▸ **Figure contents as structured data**
▬▬▬▬▬▬

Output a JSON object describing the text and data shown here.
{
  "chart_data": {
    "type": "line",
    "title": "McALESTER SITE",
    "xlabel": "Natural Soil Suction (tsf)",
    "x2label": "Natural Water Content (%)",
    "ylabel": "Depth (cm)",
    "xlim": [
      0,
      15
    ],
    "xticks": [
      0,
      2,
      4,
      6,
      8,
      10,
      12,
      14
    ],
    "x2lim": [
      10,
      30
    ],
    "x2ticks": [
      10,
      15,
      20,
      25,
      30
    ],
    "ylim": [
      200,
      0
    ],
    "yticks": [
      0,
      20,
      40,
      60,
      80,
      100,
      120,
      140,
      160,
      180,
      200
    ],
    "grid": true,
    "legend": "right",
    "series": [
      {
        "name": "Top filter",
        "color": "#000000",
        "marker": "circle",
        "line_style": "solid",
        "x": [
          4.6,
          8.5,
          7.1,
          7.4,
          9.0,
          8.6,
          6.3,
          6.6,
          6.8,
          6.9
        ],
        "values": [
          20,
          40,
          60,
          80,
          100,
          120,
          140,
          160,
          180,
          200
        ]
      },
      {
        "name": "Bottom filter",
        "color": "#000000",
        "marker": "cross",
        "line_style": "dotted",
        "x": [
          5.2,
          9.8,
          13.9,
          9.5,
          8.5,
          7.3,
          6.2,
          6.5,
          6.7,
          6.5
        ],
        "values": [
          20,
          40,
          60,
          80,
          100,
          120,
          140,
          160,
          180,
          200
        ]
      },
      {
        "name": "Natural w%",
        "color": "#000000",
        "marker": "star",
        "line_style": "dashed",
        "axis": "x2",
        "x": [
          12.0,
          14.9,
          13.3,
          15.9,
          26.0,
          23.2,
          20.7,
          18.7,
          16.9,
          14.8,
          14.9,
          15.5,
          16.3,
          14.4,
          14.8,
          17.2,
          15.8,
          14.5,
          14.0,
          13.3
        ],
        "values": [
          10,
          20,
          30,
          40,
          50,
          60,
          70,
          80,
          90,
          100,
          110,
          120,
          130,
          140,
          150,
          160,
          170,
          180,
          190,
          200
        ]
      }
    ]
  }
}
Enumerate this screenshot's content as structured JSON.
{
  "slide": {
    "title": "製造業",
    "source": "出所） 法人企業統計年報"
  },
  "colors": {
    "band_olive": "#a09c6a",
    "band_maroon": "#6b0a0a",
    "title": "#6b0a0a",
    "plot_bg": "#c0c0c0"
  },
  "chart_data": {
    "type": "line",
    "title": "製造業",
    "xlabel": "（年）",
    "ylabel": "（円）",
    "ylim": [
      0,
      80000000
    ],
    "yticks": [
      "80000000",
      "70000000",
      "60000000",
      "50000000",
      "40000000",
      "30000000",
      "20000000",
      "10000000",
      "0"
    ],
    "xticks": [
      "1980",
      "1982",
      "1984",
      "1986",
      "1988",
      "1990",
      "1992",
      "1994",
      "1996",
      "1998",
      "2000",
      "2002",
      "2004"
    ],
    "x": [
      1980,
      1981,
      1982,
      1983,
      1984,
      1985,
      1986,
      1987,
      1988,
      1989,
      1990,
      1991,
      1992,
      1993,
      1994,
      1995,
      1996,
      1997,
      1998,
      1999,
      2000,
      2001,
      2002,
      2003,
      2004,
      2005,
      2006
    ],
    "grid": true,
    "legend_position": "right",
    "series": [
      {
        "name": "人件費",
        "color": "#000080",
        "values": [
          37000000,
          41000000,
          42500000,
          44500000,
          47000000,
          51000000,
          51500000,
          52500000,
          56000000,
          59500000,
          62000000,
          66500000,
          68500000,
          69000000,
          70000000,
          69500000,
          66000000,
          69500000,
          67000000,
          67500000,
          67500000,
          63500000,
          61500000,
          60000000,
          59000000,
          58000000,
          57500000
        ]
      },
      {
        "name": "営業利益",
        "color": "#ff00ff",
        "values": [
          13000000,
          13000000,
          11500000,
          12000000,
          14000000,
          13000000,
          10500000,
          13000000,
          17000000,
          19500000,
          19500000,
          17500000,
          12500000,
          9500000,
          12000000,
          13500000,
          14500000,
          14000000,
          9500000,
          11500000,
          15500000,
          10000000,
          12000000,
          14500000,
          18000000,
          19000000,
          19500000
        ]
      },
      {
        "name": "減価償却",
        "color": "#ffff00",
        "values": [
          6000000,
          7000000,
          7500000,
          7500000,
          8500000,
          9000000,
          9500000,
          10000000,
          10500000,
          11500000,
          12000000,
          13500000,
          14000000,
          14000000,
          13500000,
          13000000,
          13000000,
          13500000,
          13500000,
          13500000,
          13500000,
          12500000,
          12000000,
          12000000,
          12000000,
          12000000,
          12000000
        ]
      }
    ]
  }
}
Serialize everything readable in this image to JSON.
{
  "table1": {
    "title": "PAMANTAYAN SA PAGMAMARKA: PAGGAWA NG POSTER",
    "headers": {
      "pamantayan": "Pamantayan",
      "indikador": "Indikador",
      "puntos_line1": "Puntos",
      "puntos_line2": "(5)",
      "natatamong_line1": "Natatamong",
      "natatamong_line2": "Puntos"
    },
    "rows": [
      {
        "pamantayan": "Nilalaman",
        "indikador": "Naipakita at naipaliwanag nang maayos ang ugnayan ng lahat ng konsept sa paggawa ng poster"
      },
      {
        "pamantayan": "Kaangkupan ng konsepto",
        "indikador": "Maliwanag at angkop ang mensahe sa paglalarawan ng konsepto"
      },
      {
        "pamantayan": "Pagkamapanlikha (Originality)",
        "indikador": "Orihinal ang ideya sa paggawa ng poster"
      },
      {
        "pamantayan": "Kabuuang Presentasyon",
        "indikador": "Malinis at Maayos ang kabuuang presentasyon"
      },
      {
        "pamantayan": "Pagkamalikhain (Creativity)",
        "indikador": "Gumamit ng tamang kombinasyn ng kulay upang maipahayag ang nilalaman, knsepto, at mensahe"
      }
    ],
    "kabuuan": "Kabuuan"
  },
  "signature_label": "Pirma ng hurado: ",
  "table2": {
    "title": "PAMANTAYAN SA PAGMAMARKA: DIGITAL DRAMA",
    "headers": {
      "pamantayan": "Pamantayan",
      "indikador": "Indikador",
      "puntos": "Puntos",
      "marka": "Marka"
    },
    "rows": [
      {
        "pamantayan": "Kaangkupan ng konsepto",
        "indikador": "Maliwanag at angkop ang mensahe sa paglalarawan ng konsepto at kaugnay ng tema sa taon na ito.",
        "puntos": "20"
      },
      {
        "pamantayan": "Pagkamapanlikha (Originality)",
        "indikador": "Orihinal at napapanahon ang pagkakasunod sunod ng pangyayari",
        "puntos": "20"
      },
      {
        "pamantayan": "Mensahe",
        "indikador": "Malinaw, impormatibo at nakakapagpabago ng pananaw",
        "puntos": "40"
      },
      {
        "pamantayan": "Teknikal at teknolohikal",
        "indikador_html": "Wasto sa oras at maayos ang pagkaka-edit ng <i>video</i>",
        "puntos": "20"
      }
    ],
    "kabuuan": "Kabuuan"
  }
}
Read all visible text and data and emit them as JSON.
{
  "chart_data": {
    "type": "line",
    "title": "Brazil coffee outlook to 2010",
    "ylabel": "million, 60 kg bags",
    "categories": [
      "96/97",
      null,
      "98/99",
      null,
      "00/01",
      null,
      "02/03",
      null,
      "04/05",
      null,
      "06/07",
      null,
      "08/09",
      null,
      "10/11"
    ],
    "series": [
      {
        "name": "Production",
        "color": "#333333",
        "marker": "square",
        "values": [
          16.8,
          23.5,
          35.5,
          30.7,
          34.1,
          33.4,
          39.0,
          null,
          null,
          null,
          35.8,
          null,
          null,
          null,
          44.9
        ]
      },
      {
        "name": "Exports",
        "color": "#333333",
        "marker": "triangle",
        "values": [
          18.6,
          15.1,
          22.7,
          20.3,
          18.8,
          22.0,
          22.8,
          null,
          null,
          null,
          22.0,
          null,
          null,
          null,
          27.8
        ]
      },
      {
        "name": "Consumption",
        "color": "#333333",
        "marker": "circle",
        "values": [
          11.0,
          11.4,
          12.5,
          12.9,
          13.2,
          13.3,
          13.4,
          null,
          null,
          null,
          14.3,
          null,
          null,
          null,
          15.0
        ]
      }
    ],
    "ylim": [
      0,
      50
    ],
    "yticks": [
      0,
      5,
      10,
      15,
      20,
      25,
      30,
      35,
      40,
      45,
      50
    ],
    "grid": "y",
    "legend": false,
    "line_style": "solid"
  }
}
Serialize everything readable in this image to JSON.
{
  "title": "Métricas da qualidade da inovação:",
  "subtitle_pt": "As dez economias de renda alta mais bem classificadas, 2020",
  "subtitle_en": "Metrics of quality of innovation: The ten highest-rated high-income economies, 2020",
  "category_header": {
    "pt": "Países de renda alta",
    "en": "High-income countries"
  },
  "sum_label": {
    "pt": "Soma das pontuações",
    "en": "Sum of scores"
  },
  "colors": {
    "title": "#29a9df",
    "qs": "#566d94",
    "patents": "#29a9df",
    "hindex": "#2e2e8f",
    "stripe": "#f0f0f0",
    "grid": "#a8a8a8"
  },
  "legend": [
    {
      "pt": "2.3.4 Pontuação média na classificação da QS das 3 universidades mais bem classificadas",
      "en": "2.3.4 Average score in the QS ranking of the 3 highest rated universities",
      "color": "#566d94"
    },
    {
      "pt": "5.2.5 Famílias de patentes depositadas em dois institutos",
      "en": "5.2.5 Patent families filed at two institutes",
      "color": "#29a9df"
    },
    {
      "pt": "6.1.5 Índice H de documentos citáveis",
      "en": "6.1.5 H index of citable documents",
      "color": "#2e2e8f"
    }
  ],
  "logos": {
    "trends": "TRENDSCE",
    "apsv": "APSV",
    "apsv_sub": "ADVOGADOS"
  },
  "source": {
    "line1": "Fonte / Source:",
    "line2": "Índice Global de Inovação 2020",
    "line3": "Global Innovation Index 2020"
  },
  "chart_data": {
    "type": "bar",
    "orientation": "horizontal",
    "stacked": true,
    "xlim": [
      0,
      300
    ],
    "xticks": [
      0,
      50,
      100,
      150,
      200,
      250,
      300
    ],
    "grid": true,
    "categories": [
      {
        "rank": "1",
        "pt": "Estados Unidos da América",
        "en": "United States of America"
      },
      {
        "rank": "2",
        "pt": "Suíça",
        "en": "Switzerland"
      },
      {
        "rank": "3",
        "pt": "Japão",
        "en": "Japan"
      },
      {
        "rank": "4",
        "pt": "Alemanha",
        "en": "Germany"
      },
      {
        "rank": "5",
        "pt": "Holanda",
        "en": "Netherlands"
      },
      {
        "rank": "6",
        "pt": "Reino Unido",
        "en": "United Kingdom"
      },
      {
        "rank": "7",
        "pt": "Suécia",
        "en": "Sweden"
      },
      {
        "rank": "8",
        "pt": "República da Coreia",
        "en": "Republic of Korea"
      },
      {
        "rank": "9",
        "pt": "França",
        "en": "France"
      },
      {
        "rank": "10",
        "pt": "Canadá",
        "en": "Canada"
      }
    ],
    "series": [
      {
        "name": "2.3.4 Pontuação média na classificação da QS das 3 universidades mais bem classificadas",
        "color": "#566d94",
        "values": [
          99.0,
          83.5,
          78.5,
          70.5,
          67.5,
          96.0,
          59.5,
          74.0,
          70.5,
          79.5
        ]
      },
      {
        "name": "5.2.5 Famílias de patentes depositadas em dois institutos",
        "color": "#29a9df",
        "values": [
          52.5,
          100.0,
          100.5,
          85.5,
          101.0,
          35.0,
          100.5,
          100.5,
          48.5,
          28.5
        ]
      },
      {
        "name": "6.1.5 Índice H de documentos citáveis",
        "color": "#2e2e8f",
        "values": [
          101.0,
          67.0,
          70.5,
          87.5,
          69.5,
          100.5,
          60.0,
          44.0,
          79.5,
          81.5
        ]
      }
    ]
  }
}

▬▬▬▬▬▬

Return all lines containing the word "United".

        "en": "United States of America"
        "en": "United Kingdom"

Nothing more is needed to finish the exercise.